⟨

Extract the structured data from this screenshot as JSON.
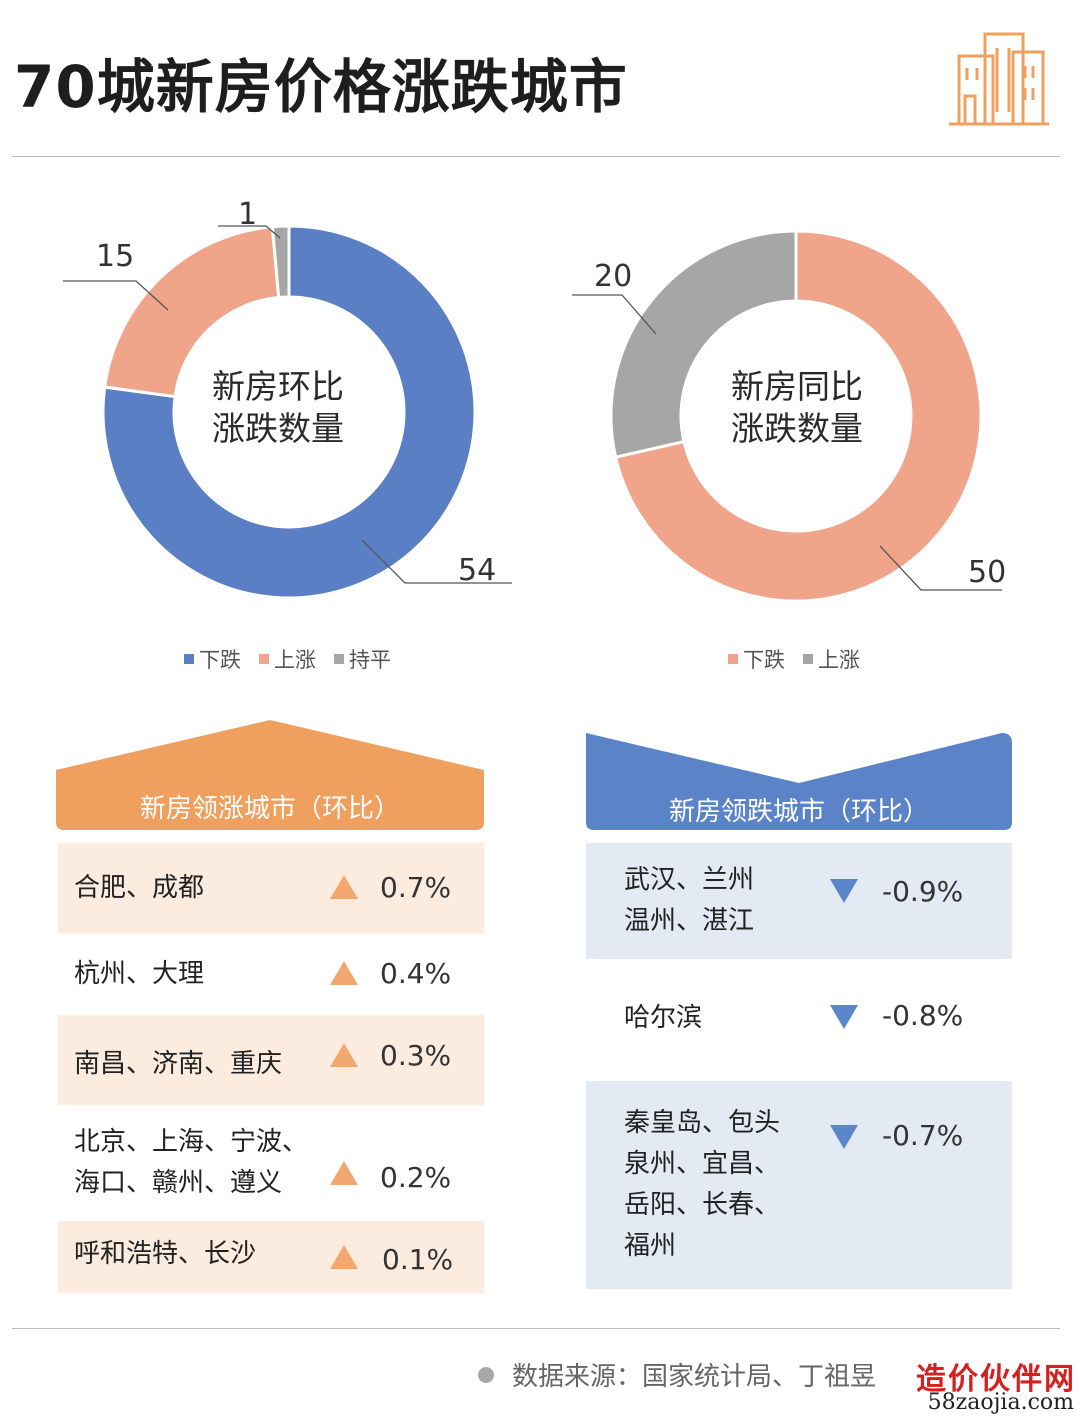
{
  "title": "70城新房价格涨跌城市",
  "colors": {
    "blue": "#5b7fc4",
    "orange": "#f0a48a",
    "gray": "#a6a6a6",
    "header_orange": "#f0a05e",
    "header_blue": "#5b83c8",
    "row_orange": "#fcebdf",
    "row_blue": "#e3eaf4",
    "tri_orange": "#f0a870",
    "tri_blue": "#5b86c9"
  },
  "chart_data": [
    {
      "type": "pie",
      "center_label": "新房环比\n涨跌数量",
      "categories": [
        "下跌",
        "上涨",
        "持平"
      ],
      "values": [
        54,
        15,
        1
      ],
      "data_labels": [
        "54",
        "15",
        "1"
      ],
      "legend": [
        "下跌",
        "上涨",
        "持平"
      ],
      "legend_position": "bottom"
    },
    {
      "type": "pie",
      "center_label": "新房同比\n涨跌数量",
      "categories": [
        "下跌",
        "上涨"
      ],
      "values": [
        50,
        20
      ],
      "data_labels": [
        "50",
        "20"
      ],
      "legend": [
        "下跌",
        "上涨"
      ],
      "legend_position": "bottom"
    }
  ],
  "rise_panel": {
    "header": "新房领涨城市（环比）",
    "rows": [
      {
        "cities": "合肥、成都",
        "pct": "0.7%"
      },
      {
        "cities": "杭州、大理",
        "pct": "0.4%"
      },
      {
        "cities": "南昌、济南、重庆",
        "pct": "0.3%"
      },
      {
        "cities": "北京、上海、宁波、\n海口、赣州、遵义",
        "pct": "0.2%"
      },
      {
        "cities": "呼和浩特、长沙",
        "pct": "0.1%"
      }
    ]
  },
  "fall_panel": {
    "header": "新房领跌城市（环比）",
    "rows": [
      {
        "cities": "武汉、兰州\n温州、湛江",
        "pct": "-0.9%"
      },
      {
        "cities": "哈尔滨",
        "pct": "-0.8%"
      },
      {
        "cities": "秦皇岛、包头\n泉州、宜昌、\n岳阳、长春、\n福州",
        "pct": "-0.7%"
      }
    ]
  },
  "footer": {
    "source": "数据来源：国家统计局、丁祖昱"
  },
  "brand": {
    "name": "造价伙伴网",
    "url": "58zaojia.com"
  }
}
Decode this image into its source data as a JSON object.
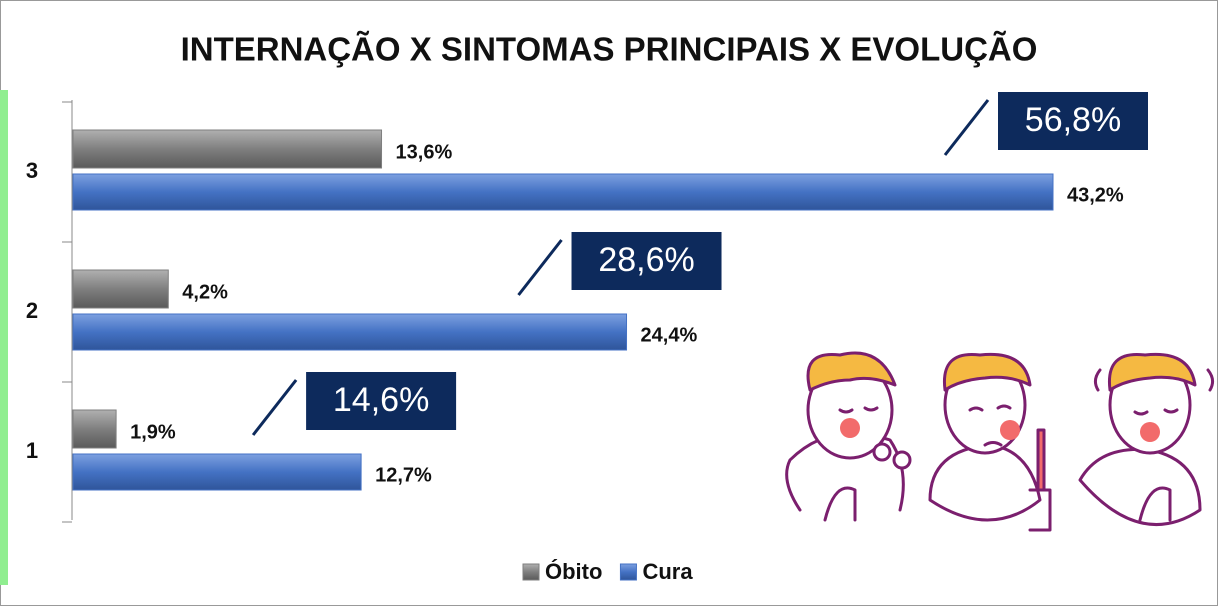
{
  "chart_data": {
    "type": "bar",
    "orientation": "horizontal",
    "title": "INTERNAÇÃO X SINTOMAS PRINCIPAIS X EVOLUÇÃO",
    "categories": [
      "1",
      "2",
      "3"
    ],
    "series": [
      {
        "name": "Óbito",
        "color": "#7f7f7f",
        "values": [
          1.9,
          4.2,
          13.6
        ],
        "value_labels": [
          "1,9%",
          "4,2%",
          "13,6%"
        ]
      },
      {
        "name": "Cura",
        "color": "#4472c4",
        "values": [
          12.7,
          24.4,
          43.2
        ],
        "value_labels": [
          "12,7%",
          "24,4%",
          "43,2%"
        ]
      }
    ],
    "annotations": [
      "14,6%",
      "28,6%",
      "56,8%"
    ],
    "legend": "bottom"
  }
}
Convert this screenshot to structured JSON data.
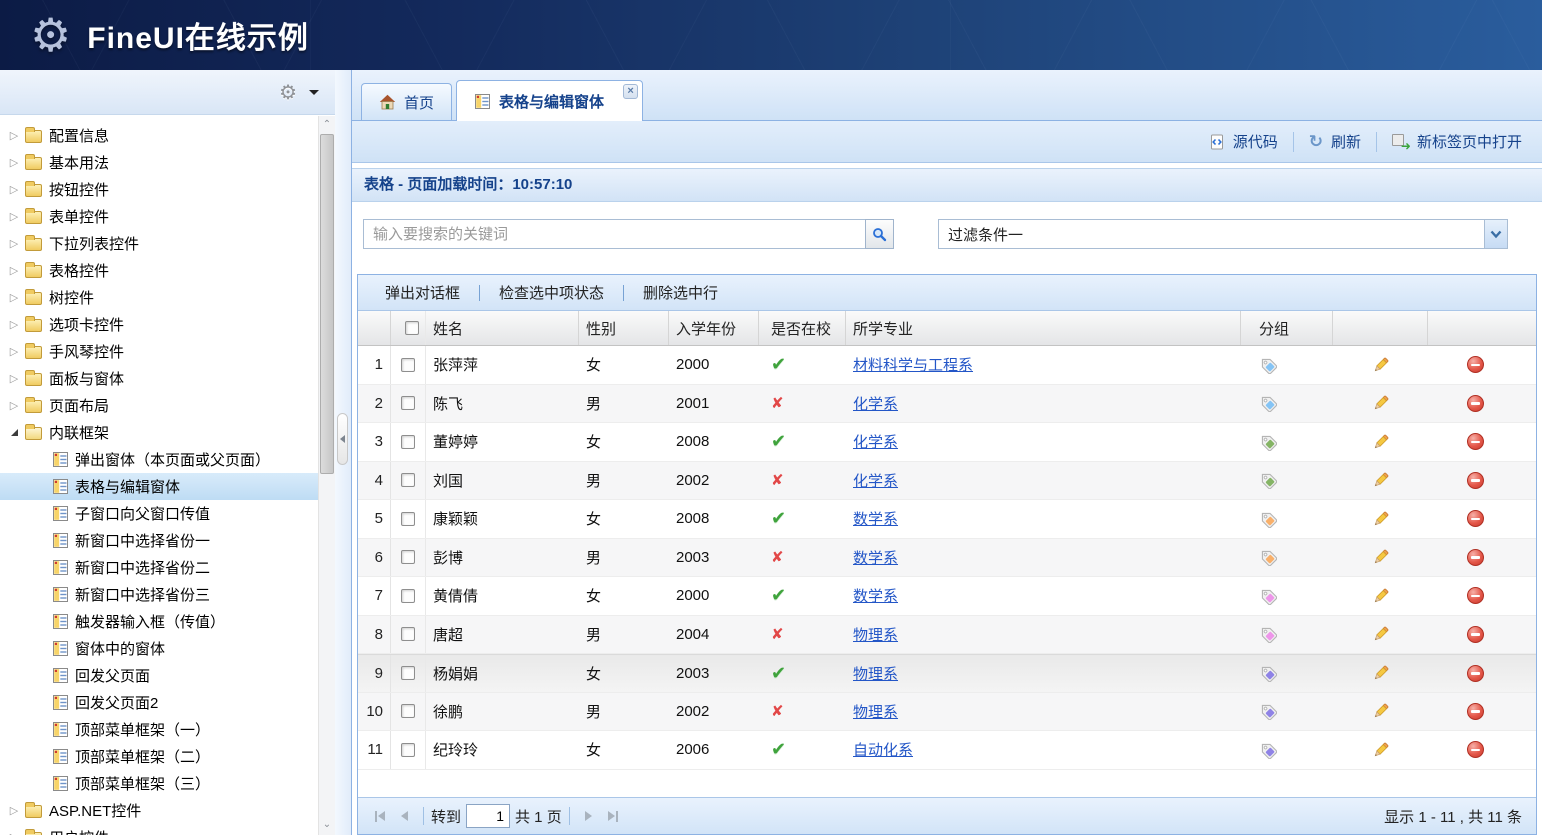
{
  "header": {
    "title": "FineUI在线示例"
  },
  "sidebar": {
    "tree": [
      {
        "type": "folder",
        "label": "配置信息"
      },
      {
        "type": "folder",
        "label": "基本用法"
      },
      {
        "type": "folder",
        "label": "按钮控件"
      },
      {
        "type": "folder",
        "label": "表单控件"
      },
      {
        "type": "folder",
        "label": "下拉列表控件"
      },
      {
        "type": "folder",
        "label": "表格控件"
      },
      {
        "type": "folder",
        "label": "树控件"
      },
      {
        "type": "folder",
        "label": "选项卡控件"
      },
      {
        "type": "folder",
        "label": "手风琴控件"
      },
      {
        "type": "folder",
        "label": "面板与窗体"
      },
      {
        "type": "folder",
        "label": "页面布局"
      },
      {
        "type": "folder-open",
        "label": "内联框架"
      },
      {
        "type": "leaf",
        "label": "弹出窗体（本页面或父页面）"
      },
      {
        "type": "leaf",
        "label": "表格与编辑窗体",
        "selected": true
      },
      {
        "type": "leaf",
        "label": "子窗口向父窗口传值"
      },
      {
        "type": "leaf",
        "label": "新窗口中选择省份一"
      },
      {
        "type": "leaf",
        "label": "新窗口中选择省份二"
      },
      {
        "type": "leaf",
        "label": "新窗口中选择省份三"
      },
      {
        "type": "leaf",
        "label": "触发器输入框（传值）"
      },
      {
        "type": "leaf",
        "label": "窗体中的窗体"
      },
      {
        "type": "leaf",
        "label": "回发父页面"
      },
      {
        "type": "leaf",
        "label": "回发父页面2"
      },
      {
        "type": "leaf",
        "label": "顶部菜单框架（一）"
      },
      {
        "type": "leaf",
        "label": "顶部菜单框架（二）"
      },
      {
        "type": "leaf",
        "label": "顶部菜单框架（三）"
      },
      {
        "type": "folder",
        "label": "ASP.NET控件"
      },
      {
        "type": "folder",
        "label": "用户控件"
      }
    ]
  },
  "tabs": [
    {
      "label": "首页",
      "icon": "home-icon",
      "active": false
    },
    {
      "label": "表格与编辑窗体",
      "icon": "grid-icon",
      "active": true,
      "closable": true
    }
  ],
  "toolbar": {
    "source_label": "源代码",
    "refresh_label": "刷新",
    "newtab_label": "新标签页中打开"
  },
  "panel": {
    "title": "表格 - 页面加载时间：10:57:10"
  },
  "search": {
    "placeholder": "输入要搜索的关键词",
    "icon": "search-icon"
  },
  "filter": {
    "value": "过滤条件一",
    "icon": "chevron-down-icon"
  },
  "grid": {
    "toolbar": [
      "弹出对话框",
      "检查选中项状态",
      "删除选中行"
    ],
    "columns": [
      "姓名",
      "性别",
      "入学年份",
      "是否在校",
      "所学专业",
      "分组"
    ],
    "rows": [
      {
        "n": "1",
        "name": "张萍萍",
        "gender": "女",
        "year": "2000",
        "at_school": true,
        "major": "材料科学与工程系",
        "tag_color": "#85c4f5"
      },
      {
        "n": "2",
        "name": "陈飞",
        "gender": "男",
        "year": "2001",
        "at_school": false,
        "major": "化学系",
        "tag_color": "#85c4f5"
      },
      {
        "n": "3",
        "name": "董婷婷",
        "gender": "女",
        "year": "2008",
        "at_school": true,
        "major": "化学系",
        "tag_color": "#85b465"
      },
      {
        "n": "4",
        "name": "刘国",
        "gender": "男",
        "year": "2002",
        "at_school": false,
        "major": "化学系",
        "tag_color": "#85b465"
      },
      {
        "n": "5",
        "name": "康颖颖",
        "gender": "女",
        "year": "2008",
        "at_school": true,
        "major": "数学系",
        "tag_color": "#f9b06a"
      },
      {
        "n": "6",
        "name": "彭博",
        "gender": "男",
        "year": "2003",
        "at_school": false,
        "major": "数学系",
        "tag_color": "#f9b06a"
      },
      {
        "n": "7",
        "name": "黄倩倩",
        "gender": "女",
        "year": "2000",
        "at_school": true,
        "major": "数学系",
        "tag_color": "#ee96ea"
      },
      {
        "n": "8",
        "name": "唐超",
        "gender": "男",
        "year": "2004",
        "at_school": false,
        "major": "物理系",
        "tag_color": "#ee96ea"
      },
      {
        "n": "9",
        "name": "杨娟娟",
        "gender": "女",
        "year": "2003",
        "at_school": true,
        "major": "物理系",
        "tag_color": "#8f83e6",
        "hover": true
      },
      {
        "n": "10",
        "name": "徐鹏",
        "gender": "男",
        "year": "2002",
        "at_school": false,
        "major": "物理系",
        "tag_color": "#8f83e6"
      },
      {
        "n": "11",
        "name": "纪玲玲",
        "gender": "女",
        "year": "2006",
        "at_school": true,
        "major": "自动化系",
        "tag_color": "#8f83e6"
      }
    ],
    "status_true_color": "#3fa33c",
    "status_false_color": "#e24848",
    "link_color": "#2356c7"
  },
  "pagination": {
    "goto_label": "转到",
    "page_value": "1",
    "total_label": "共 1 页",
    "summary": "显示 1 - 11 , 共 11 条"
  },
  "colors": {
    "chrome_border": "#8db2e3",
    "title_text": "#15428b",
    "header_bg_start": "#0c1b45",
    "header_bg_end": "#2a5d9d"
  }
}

⟩

Task brief -> Copy each line of the data above that holds "structured".

Response to the exercise ->
Extract the structured data from this screenshot as JSON.
Convert this screenshot to structured JSON data.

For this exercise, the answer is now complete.